» DIRECTIONS FOR THIS TASK: Select all lines holding the word "写入方式" from the entries that follow.

» Stored data:
** Start **

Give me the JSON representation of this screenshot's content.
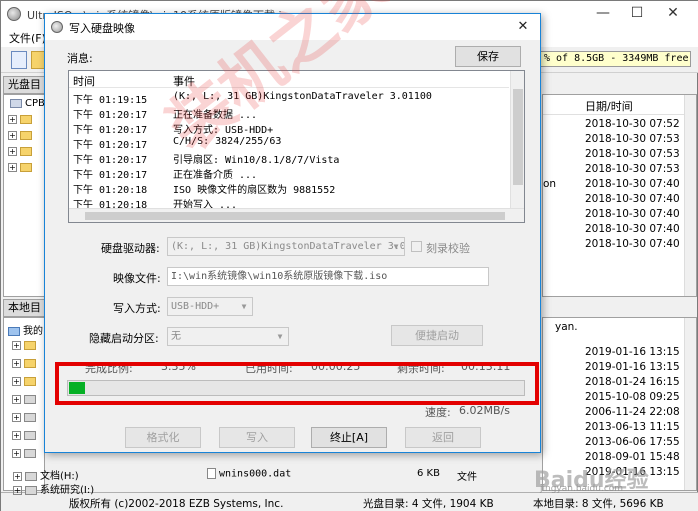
{
  "main_window": {
    "title": "UltraISO - \\win系统镜像\\win10系统原版镜像下载.iso",
    "menu_first": "文件(F)",
    "capacity": "% of 8.5GB - 3349MB free",
    "cd_panel_label": "光盘目录",
    "cd_root": "CPBA_",
    "local_panel_label": "本地目录",
    "local_root": "我的",
    "list_header_date": "日期/时间",
    "upper_dates": [
      "2018-10-30 07:52",
      "2018-10-30 07:53",
      "2018-10-30 07:53",
      "2018-10-30 07:53",
      "2018-10-30 07:40",
      "2018-10-30 07:40",
      "2018-10-30 07:40",
      "2018-10-30 07:40",
      "2018-10-30 07:40"
    ],
    "upper_fragment": "on",
    "lower_dates": [
      "2019-01-16 13:15",
      "2019-01-16 13:15",
      "2018-01-24 16:15",
      "2015-10-08 09:25",
      "2006-11-24 22:08",
      "2013-06-13 11:15",
      "2013-06-06 17:55",
      "2018-09-01 15:48",
      "2019-01-16 13:15"
    ],
    "lower_fragment": "yan.",
    "tree_docs": "文档(H:)",
    "tree_tools": "系统研究(I:)",
    "file_name": "wnins000.dat",
    "file_size": "6 KB",
    "file_type": "文件",
    "copyright": "版权所有 (c)2002-2018 EZB Systems, Inc.",
    "cd_status": "光盘目录: 4 文件, 1904 KB",
    "local_status": "本地目录: 8 文件, 5696 KB"
  },
  "dialog": {
    "title": "写入硬盘映像",
    "close_glyph": "✕",
    "messages_label": "消息:",
    "save_label": "保存",
    "log_headers": {
      "time": "时间",
      "event": "事件"
    },
    "log": [
      {
        "time": "下午 01:19:15",
        "event": "(K:, L:, 31 GB)KingstonDataTraveler 3.01100"
      },
      {
        "time": "下午 01:20:17",
        "event": "正在准备数据 ..."
      },
      {
        "time": "下午 01:20:17",
        "event": "写入方式: USB-HDD+"
      },
      {
        "time": "下午 01:20:17",
        "event": "C/H/S: 3824/255/63"
      },
      {
        "time": "下午 01:20:17",
        "event": "引导扇区: Win10/8.1/8/7/Vista"
      },
      {
        "time": "下午 01:20:17",
        "event": "正在准备介质 ..."
      },
      {
        "time": "下午 01:20:18",
        "event": "ISO 映像文件的扇区数为 9881552"
      },
      {
        "time": "下午 01:20:18",
        "event": "开始写入 ..."
      }
    ],
    "drive_label": "硬盘驱动器:",
    "drive_value": "(K:, L:, 31 GB)KingstonDataTraveler 3.0110",
    "verify_label": "刻录校验",
    "image_label": "映像文件:",
    "image_value": "I:\\win系统镜像\\win10系统原版镜像下载.iso",
    "write_mode_label": "写入方式:",
    "write_mode_value": "USB-HDD+",
    "hide_label": "隐藏启动分区:",
    "hide_value": "无",
    "quick_boot_label": "便捷启动",
    "progress_info": {
      "done_label": "完成比例:",
      "done_value": "3.35%",
      "elapsed_label": "已用时间:",
      "elapsed_value": "00:00:25",
      "remaining_label": "剩余时间:",
      "remaining_value": "00:13:11"
    },
    "progress_fraction": 0.0335,
    "speed_label": "速度:",
    "speed_value": "6.02MB/s",
    "buttons": {
      "format": "格式化",
      "write": "写入",
      "stop": "终止[A]",
      "back": "返回"
    }
  },
  "watermarks": {
    "center": "装机之家",
    "baidu": "Baidu经验",
    "baidu_url": "jingyan.baidu.com"
  },
  "colors": {
    "progress": "#06b025",
    "highlight": "#e30000",
    "dialog_border": "#1883d7"
  }
}
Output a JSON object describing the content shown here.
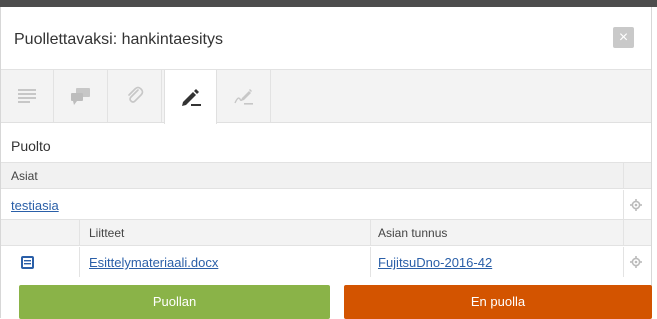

** End **

» EXERCISE SOLUTION:
        "event": "写入方式: USB-HDD+"
    "write_mode_label": "写入方式:",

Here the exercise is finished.